**WRITTEN TASK:** In the records below, find each line with the word "segunda" and copy it.

**ENTRIES SHOWN:**
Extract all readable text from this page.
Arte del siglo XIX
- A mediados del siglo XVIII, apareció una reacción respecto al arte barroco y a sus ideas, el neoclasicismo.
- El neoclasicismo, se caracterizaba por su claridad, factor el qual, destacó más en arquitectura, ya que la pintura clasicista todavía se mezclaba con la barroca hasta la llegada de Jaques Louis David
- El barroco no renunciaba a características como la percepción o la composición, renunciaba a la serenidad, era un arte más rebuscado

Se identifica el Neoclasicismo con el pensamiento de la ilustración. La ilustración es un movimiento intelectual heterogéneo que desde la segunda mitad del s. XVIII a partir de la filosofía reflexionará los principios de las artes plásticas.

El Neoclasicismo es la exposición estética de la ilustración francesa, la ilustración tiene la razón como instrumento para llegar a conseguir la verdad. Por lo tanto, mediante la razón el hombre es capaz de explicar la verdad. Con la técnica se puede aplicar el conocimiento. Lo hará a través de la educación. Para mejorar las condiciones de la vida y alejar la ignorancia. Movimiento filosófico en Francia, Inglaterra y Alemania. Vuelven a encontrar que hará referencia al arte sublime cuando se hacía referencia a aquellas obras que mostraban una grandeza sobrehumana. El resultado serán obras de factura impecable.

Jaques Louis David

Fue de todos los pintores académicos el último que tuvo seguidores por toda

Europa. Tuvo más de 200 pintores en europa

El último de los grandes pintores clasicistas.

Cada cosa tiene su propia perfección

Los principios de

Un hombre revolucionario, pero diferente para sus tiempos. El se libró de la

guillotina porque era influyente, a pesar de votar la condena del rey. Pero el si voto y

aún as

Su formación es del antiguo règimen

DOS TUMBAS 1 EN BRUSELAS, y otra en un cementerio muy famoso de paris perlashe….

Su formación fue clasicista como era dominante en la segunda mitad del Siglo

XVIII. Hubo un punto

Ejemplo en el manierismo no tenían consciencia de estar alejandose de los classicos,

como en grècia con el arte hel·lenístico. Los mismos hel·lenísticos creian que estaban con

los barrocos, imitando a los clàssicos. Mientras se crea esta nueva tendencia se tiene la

**FULL RESPONSE:**
Se identifica el Neoclasicismo con el pensamiento de la ilustración. La ilustración es un movimiento intelectual heterogéneo que desde la segunda mitad del s. XVIII a partir de la filosofía reflexionará los principios de las artes plásticas.
Su formación fue clasicista como era dominante en la segunda mitad del Siglo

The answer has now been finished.